··· RECORDS SUPPLIED
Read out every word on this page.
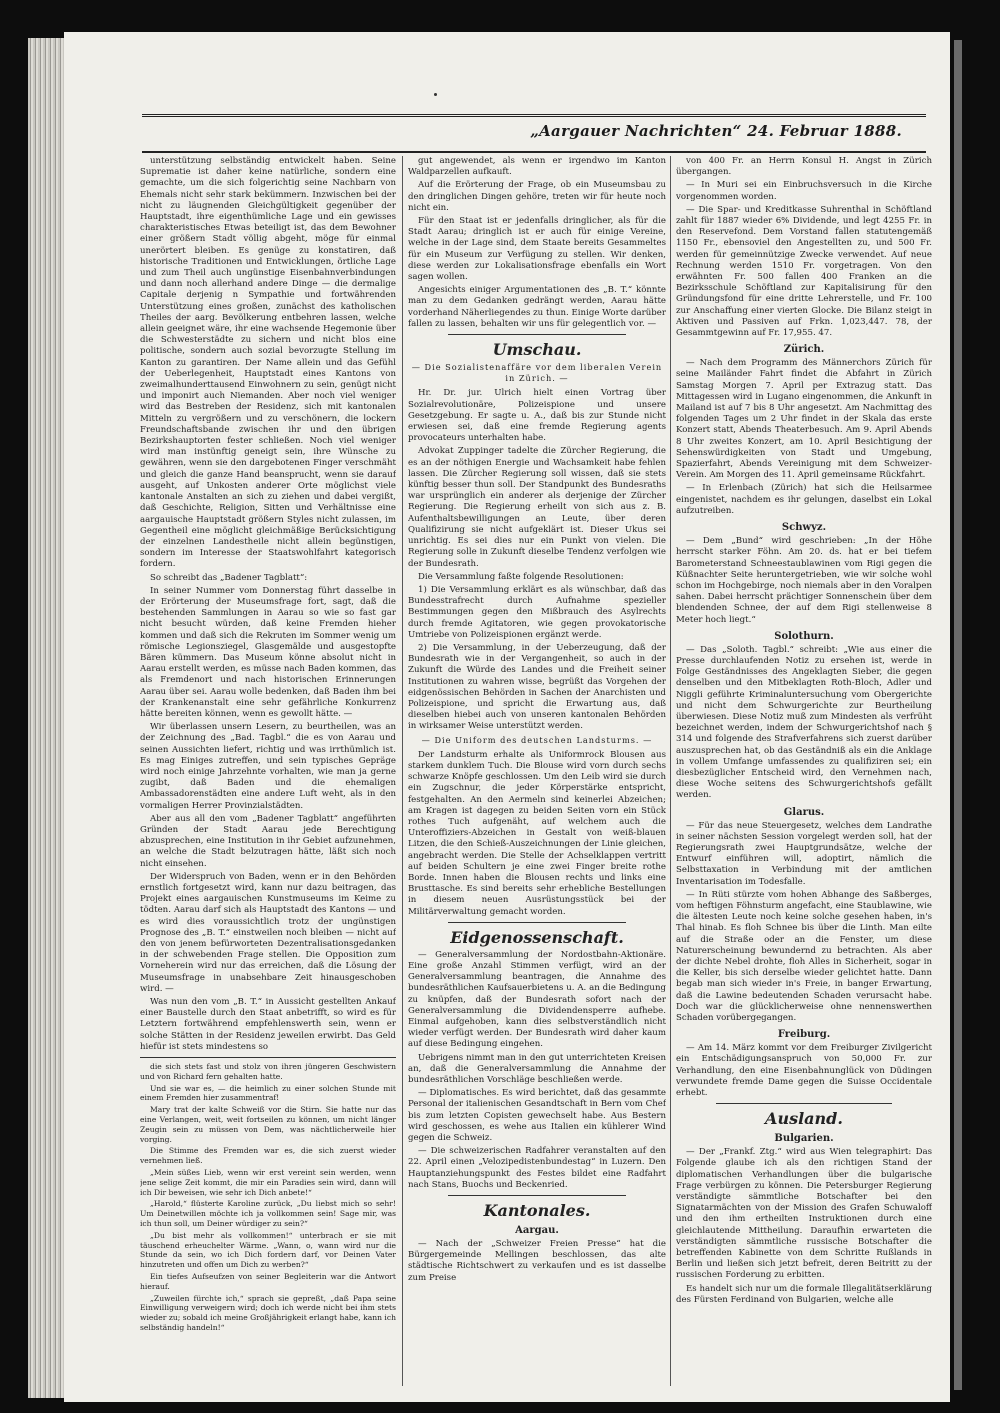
„Aargauer Nachrichten“ 24. Februar 1888.

unterstützung selbständig entwickelt haben. Seine Suprematie ist daher keine natürliche, sondern eine gemachte, um die sich folgerichtig seine Nachbarn von Ehemals nicht sehr stark bekümmern. Inzwischen bei der nicht zu läugnenden Gleichgültigkeit gegenüber der Hauptstadt, ihre eigenthümliche Lage und ein gewisses charakteristisches Etwas beteiligt ist, das dem Bewohner einer größern Stadt völlig abgeht, möge für einmal unerörtert bleiben. Es genüge zu konstatiren, daß historische Traditionen und Entwicklungen, örtliche Lage und zum Theil auch ungünstige Eisenbahnverbindungen und dann noch allerhand andere Dinge — die dermalige Capitale derjenig n Sympathie und fortwährenden Unterstützung eines großen, zunächst des katholischen Theiles der aarg. Bevölkerung entbehren lassen, welche allein geeignet wäre, ihr eine wachsende Hegemonie über die Schwesterstädte zu sichern und nicht blos eine politische, sondern auch sozial bevorzugte Stellung im Kanton zu garantiren. Der Name allein und das Gefühl der Ueberlegenheit, Hauptstadt eines Kantons von zweimalhunderttausend Einwohnern zu sein, genügt nicht und imponirt auch Niemanden. Aber noch viel weniger wird das Bestreben der Residenz, sich mit kantonalen Mitteln zu vergrößern und zu verschönern, die lockern Freundschaftsbande zwischen ihr und den übrigen Bezirkshauptorten fester schließen. Noch viel weniger wird man instünftig geneigt sein, ihre Wünsche zu gewähren, wenn sie den dargebotenen Finger verschmäht und gleich die ganze Hand beansprucht, wenn sie darauf ausgeht, auf Unkosten anderer Orte möglichst viele kantonale Anstalten an sich zu ziehen und dabei vergißt, daß Geschichte, Religion, Sitten und Verhältnisse eine aargauische Hauptstadt größern Styles nicht zulassen, im Gegentheil eine möglicht gleichmäßige Berücksichtigung der einzelnen Landestheile nicht allein begünstigen, sondern im Interesse der Staatswohlfahrt kategorisch fordern.

So schreibt das „Badener Tagblatt“:

In seiner Nummer vom Donnerstag führt dasselbe in der Erörterung der Museumsfrage fort, sagt, daß die bestehenden Sammlungen in Aarau so wie so fast gar nicht besucht würden, daß keine Fremden hieher kommen und daß sich die Rekruten im Sommer wenig um römische Legionsziegel, Glasgemälde und ausgestopfte Bären kümmern. Das Museum könne absolut nicht in Aarau erstellt werden, es müsse nach Baden kommen, das als Fremdenort und nach historischen Erinnerungen Aarau über sei. Aarau wolle bedenken, daß Baden ihm bei der Krankenanstalt eine sehr gefährliche Konkurrenz hätte bereiten können, wenn es gewollt hätte. —

Wir überlassen unsern Lesern, zu beurtheilen, was an der Zeichnung des „Bad. Tagbl.“ die es von Aarau und seinen Aussichten liefert, richtig und was irrthümlich ist. Es mag Einiges zutreffen, und sein typisches Gepräge wird noch einige Jahrzehnte vorhalten, wie man ja gerne zugibt, daß Baden und die ehemaligen Ambassadorenstädten eine andere Luft weht, als in den vormaligen Herrer Provinzialstädten.

Aber aus all den vom „Badener Tagblatt“ angeführten Gründen der Stadt Aarau jede Berechtigung abzusprechen, eine Institution in ihr Gebiet aufzunehmen, an welche die Stadt belzutragen hätte, läßt sich noch nicht einsehen.

Der Widerspruch von Baden, wenn er in den Behörden ernstlich fortgesetzt wird, kann nur dazu beitragen, das Projekt eines aargauischen Kunstmuseums im Keime zu tödten. Aarau darf sich als Hauptstadt des Kantons — und es wird dies voraussichtlich trotz der ungünstigen Prognose des „B. T.“ einstweilen noch bleiben — nicht auf den von jenem befürworteten Dezentralisationsgedanken in der schwebenden Frage stellen. Die Opposition zum Vorneherein wird nur das erreichen, daß die Lösung der Museumsfrage in unabsehbare Zeit hinausgeschoben wird. —

Was nun den vom „B. T.“ in Aussicht gestellten Ankauf einer Baustelle durch den Staat anbetrifft, so wird es für Letztern fortwährend empfehlenswerth sein, wenn er solche Stätten in der Residenz jeweilen erwirbt. Das Geld hiefür ist stets mindestens so

die sich stets fast und stolz von ihren jüngeren Geschwistern und von Richard fern gehalten hatte.

Und sie war es, — die heimlich zu einer solchen Stunde mit einem Fremden hier zusammentraf!

Mary trat der kalte Schweiß vor die Stirn. Sie hatte nur das eine Verlangen, weit, weit fortseilen zu können, um nicht länger Zeugin sein zu müssen von Dem, was nächtlicherweile hier vorging.

Die Stimme des Fremden war es, die sich zuerst wieder vernehmen ließ.

„Mein süßes Lieb, wenn wir erst vereint sein werden, wenn jene selige Zeit kommt, die mir ein Paradies sein wird, dann will ich Dir beweisen, wie sehr ich Dich anbete!“

„Harold,“ flüsterte Karoline zurück, „Du liebst mich so sehr! Um Deinetwillen möchte ich ja vollkommen sein! Sage mir, was ich thun soll, um Deiner würdiger zu sein?“

„Du bist mehr als vollkommen!“ unterbrach er sie mit täuschend erheuchelter Wärme. „Wann, o, wann wird nur die Stunde da sein, wo ich Dich fordern darf, vor Deinen Vater hinzutreten und offen um Dich zu werben?“

Ein tiefes Aufseufzen von seiner Begleiterin war die Antwort hierauf.

„Zuweilen fürchte ich,“ sprach sie gepreßt, „daß Papa seine Einwilligung verweigern wird; doch ich werde nicht bei ihm stets wieder zu; sobald ich meine Großjährigkeit erlangt habe, kann ich selbständig handeln!“

gut angewendet, als wenn er irgendwo im Kanton Waldparzellen aufkauft.

Auf die Erörterung der Frage, ob ein Museumsbau zu den dringlichen Dingen gehöre, treten wir für heute noch nicht ein.

Für den Staat ist er jedenfalls dringlicher, als für die Stadt Aarau; dringlich ist er auch für einige Vereine, welche in der Lage sind, dem Staate bereits Gesammeltes für ein Museum zur Verfügung zu stellen. Wir denken, diese werden zur Lokalisationsfrage ebenfalls ein Wort sagen wollen.

Angesichts einiger Argumentationen des „B. T.“ könnte man zu dem Gedanken gedrängt werden, Aarau hätte vorderhand Näherliegendes zu thun. Einige Worte darüber fallen zu lassen, behalten wir uns für gelegentlich vor. —

Umschau.
— Die Sozialistenaffäre vor dem liberalen Verein in Zürich. —

Hr. Dr. jur. Ulrich hielt einen Vortrag über Sozialrevolutionäre, Polizeispione und unsere Gesetzgebung. Er sagte u. A., daß bis zur Stunde nicht erwiesen sei, daß eine fremde Regierung agents provocateurs unterhalten habe.

Advokat Zuppinger tadelte die Zürcher Regierung, die es an der nöthigen Energie und Wachsamkeit habe fehlen lassen. Die Zürcher Regierung soll wissen, daß sie stets künftig besser thun soll. Der Standpunkt des Bundesraths war ursprünglich ein anderer als derjenige der Zürcher Regierung. Die Regierung erheilt von sich aus z. B. Aufenthaltsbewilligungen an Leute, über deren Qualifizirung sie nicht aufgeklärt ist. Dieser Ukus sei unrichtig. Es sei dies nur ein Punkt von vielen. Die Regierung solle in Zukunft dieselbe Tendenz verfolgen wie der Bundesrath.

Die Versammlung faßte folgende Resolutionen:

1) Die Versammlung erklärt es als wünschbar, daß das Bundesstrafrecht durch Aufnahme spezieller Bestimmungen gegen den Mißbrauch des Asylrechts durch fremde Agitatoren, wie gegen provokatorische Umtriebe von Polizeispionen ergänzt werde.

2) Die Versammlung, in der Ueberzeugung, daß der Bundesrath wie in der Vergangenheit, so auch in der Zukunft die Würde des Landes und die Freiheit seiner Institutionen zu wahren wisse, begrüßt das Vorgehen der eidgenössischen Behörden in Sachen der Anarchisten und Polizeispione, und spricht die Erwartung aus, daß dieselben hiebei auch von unseren kantonalen Behörden in wirksamer Weise unterstützt werden.

— Die Uniform des deutschen Landsturms. —

Der Landsturm erhalte als Uniformrock Blousen aus starkem dunklem Tuch. Die Blouse wird vorn durch sechs schwarze Knöpfe geschlossen. Um den Leib wird sie durch ein Zugschnur, die jeder Körperstärke entspricht, festgehalten. An den Aermeln sind keinerlei Abzeichen; am Kragen ist dagegen zu beiden Seiten vorn ein Stück rothes Tuch aufgenäht, auf welchem auch die Unteroffiziers-Abzeichen in Gestalt von weiß-blauen Litzen, die den Schieß-Auszeichnungen der Linie gleichen, angebracht werden. Die Stelle der Achselklappen vertritt auf beiden Schultern je eine zwei Finger breite rothe Borde. Innen haben die Blousen rechts und links eine Brusttasche. Es sind bereits sehr erhebliche Bestellungen in diesem neuen Ausrüstungsstück bei der Militärverwaltung gemacht worden.

Eidgenossenschaft.

— Generalversammlung der Nordostbahn-Aktionäre. Eine große Anzahl Stimmen verfügt, wird an der Generalversammlung beantragen, die Annahme des bundesräthlichen Kaufsauerbietens u. A. an die Bedingung zu knüpfen, daß der Bundesrath sofort nach der Generalversammlung die Dividendensperre aufhebe. Einmal aufgehoben, kann dies selbstverständlich nicht wieder verfügt werden. Der Bundesrath wird daher kaum auf diese Bedingung eingehen.

Uebrigens nimmt man in den gut unterrichteten Kreisen an, daß die Generalversammlung die Annahme der bundesräthlichen Vorschläge beschließen werde.

— Diplomatisches. Es wird berichtet, daß das gesammte Personal der italienischen Gesandtschaft in Bern vom Chef bis zum letzten Copisten gewechselt habe. Aus Bestern wird geschossen, es wehe aus Italien ein kühlerer Wind gegen die Schweiz.

— Die schweizerischen Radfahrer veranstalten auf den 22. April einen „Velozipedistenbundestag“ in Luzern. Den Hauptanziehungspunkt des Festes bildet eine Radfahrt nach Stans, Buochs und Beckenried.

Kantonales.
Aargau.

— Nach der „Schweizer Freien Presse“ hat die Bürgergemeinde Mellingen beschlossen, das alte städtische Richtschwert zu verkaufen und es ist dasselbe zum Preise

von 400 Fr. an Herrn Konsul H. Angst in Zürich übergangen.

— In Muri sei ein Einbruchsversuch in die Kirche vorgenommen worden.

— Die Spar- und Kreditkasse Suhrenthal in Schöftland zahlt für 1887 wieder 6% Dividende, und legt 4255 Fr. in den Reservefond. Dem Vorstand fallen statutengemäß 1150 Fr., ebensoviel den Angestellten zu, und 500 Fr. werden für gemeinnützige Zwecke verwendet. Auf neue Rechnung werden 1510 Fr. vorgetragen. Von den erwähnten Fr. 500 fallen 400 Franken an die Bezirksschule Schöftland zur Kapitalisirung für den Gründungsfond für eine dritte Lehrerstelle, und Fr. 100 zur Anschaffung einer vierten Glocke. Die Bilanz steigt in Aktiven und Passiven auf Frkn. 1,023,447. 78, der Gesammtgewinn auf Fr. 17,955. 47.

Zürich.

— Nach dem Programm des Männerchors Zürich für seine Mailänder Fahrt findet die Abfahrt in Zürich Samstag Morgen 7. April per Extrazug statt. Das Mittagessen wird in Lugano eingenommen, die Ankunft in Mailand ist auf 7 bis 8 Uhr angesetzt. Am Nachmittag des folgenden Tages um 2 Uhr findet in der Skala das erste Konzert statt, Abends Theaterbesuch. Am 9. April Abends 8 Uhr zweites Konzert, am 10. April Besichtigung der Sehenswürdigkeiten von Stadt und Umgebung, Spazierfahrt, Abends Vereinigung mit dem Schweizer-Verein. Am Morgen des 11. April gemeinsame Rückfahrt.

— In Erlenbach (Zürich) hat sich die Heilsarmee eingenistet, nachdem es ihr gelungen, daselbst ein Lokal aufzutreiben.

Schwyz.

— Dem „Bund“ wird geschrieben: „In der Höhe herrscht starker Föhn. Am 20. ds. hat er bei tiefem Barometerstand Schneestaublawinen vom Rigi gegen die Küßnachter Seite heruntergetrieben, wie wir solche wohl schon im Hochgebirge, noch niemals aber in den Voralpen sahen. Dabei herrscht prächtiger Sonnenschein über dem blendenden Schnee, der auf dem Rigi stellenweise 8 Meter hoch liegt.“

Solothurn.

— Das „Soloth. Tagbl.“ schreibt: „Wie aus einer die Presse durchlaufenden Notiz zu ersehen ist, werde in Folge Geständnisses des Angeklagten Sieber, die gegen denselben und den Mitbeklagten Roth-Bloch, Adler und Niggli geführte Kriminaluntersuchung vom Obergerichte und nicht dem Schwurgerichte zur Beurtheilung überwiesen. Diese Notiz muß zum Mindesten als verfrüht bezeichnet werden, indem der Schwurgerichtshof nach § 314 und folgende des Strafverfahrens sich zuerst darüber auszusprechen hat, ob das Geständniß als ein die Anklage in vollem Umfange umfassendes zu qualifiziren sei; ein diesbezüglicher Entscheid wird, den Vernehmen nach, diese Woche seitens des Schwurgerichtshofs gefällt werden.

Glarus.

— Für das neue Steuergesetz, welches dem Landrathe in seiner nächsten Session vorgelegt werden soll, hat der Regierungsrath zwei Hauptgrundsätze, welche der Entwurf einführen will, adoptirt, nämlich die Selbsttaxation in Verbindung mit der amtlichen Inventarisation im Todesfalle.

— In Rüti stürzte vom hohen Abhange des Saßberges, vom heftigen Föhnsturm angefacht, eine Staublawine, wie die ältesten Leute noch keine solche gesehen haben, in's Thal hinab. Es floh Schnee bis über die Linth. Man eilte auf die Straße oder an die Fenster, um diese Naturerscheinung bewundernd zu betrachten. Als aber der dichte Nebel drohte, floh Alles in Sicherheit, sogar in die Keller, bis sich derselbe wieder gelichtet hatte. Dann begab man sich wieder in's Freie, in banger Erwartung, daß die Lawine bedeutenden Schaden verursacht habe. Doch war die glücklicherweise ohne nennenswerthen Schaden vorübergegangen.

Freiburg.

— Am 14. März kommt vor dem Freiburger Zivilgericht ein Entschädigungsanspruch von 50,000 Fr. zur Verhandlung, den eine Eisenbahnunglück von Düdingen verwundete fremde Dame gegen die Suisse Occidentale erhebt.

Ausland.
Bulgarien.

— Der „Frankf. Ztg.“ wird aus Wien telegraphirt: Das Folgende glaube ich als den richtigen Stand der diplomatischen Verhandlungen über die bulgarische Frage verbürgen zu können. Die Petersburger Regierung verständigte sämmtliche Botschafter bei den Signatarmächten von der Mission des Grafen Schuwaloff und den ihm ertheilten Instruktionen durch eine gleichlautende Mittheilung. Daraufhin erwarteten die verständigten sämmtliche russische Botschafter die betreffenden Kabinette von dem Schritte Rußlands in Berlin und ließen sich jetzt befreit, deren Beitritt zu der russischen Forderung zu erbitten.

Es handelt sich nur um die formale Illegalitätserklärung des Fürsten Ferdinand von Bulgarien, welche alle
······
▸ **THE PROBLEM**
Within the material above, find the lines that hold "Bulgarien" and report only how many there are.

▸ **ANSWER SECTION**
2